Teks Sumber -
☆ ☆ ☆

• December 2025
    M T W T F S S
    « Nov    
    1234567
    891011121314
    15161718192021
    22232425262728
    293031  

Prof. Dr. Nur Syam, M.Si

(My Official Site)

TOKOH AGAMA PASCA AKSI 212, LALU MAU APA? (2)

TOKOH AGAMA PASCA AKSI 212, LALU MAU APA? (2)
Ada perubahan mendasar pasca “Aksi Super Damai” 2 Desember 2016. Di antara perubahan yang mencolok ialah lahirnya beberapa orang tokoh baru yang sebenarnya sudah memiliki basis massa namun terbatas.
Mereka memang sudah bergerak dari masjid ke masjid untuk membangun jejaring antar masjid di dalam kerangka membangun charisma keagamaannya. Bahkan sesungguhnya di beberapa kelompok, nama mereka sudah cukup menjadi jaminan “keislaman” yang dianggapnya paling benar.

☆ ☆ ☆

Data Tersedia -
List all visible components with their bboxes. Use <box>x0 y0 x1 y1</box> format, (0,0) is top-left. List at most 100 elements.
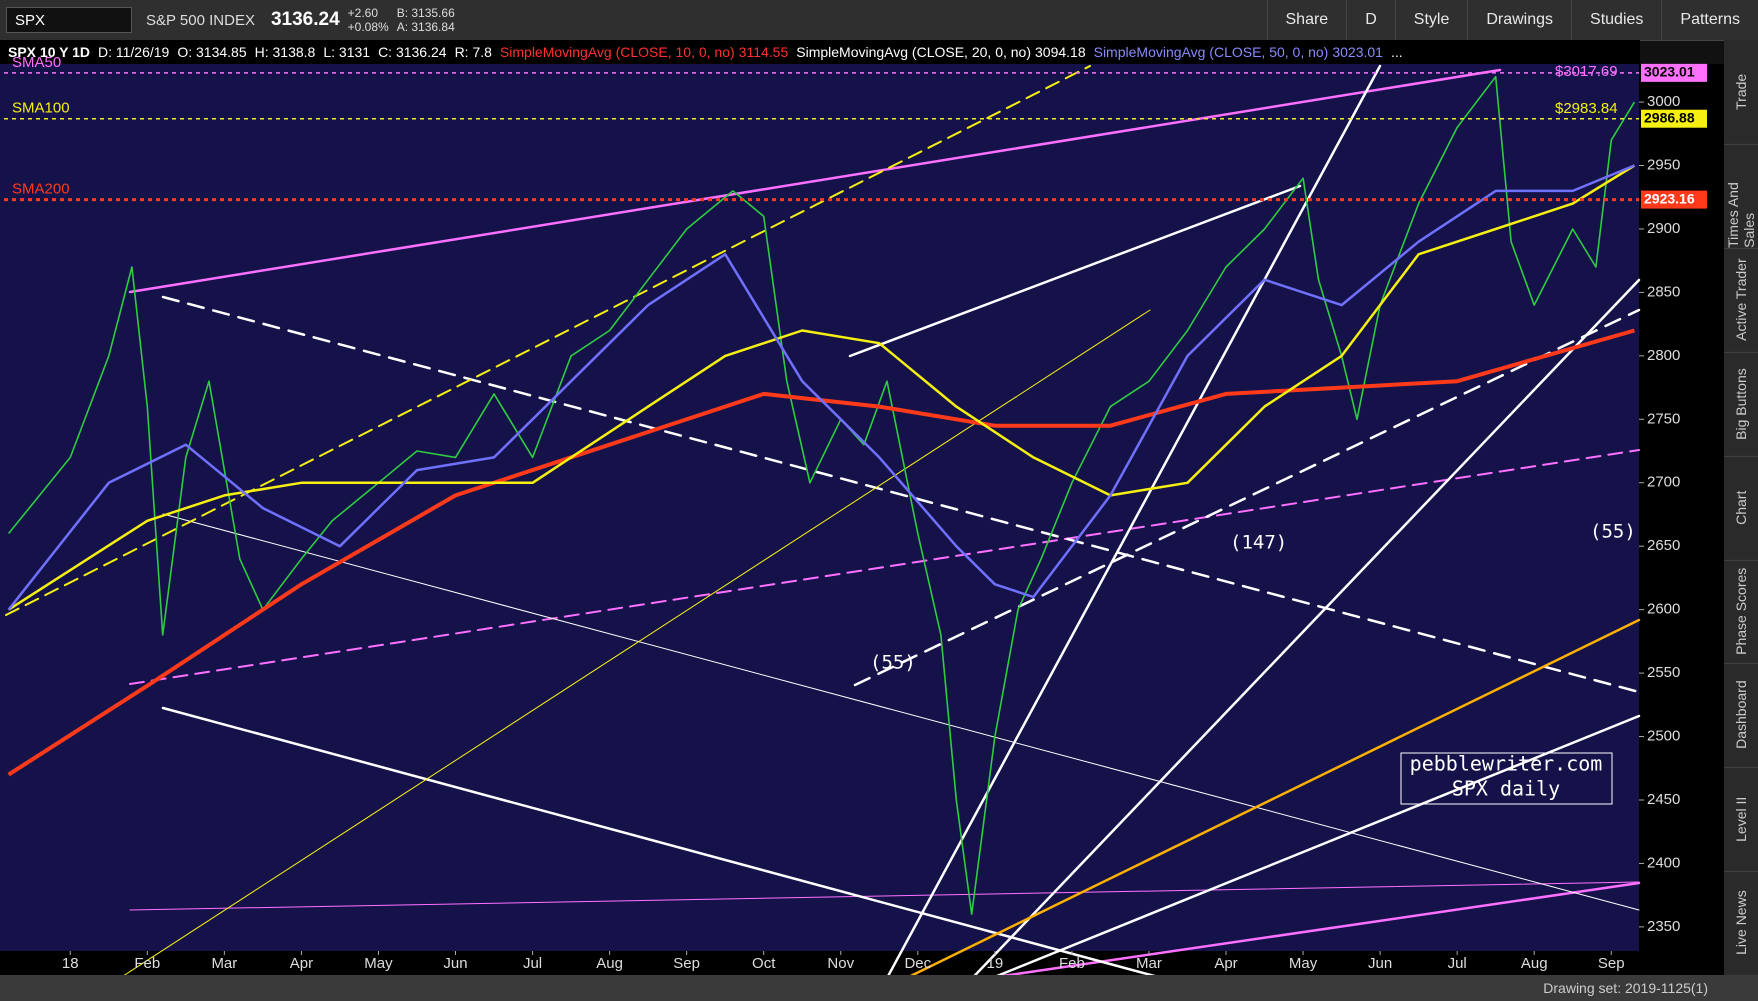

☆ ☆ ☆

Tujuan Tugas 1 - Kapan “Aksi Super Damai” berlangsung menurut teks tentang tokoh agama pasca Aksi 212?
Tujuan Tugas 2 - Tuliskan lanjutan teks tentang tokoh agama pasca Aksi 212 setelah kalimat terakhirnya.

Hasil Latihan 1 - 2 Desember 2016.

Hasil Latihan 2 -
Modalitas sosial memang terbatas, akan tetapi modalitas agamanya telah dibangun berdasarkan jejaring yang secara pelan tetapi pasti menemukan tempatnya. Aksi 212 akhirnya membawa namanya melambung ke pelataran tokoh pembela Islam yang paling aktif. Bachtiar Nashir adalah salah satu contohnya. Namanya sudah dikenal di kalangan takmir-takmir masjid di Jakarta. Beliau selalu menjadi khatib-khatib dan juga penceramah yang aktif. Dengan bekal pendidikan di Arab Saudi, makanya tentu dapat meyakinkan bahwa keilmuan Islamnya tidak diragukan.
Saya berkeyakinan bahwa para tokoh yang muncul ini akan terus membangun kharismanya dengan menggunakan cara-cara massif sebagaimana kemunculannya. Dia akan merawat charisma yang sudah diperolehnya dengan sebaik-baiknya. Setiap momentum yang diperkirakan dapat dijadikan sebagai lahan untuk mempertahankan kharismanya, maka akan digunakannya seoptimal mungkin.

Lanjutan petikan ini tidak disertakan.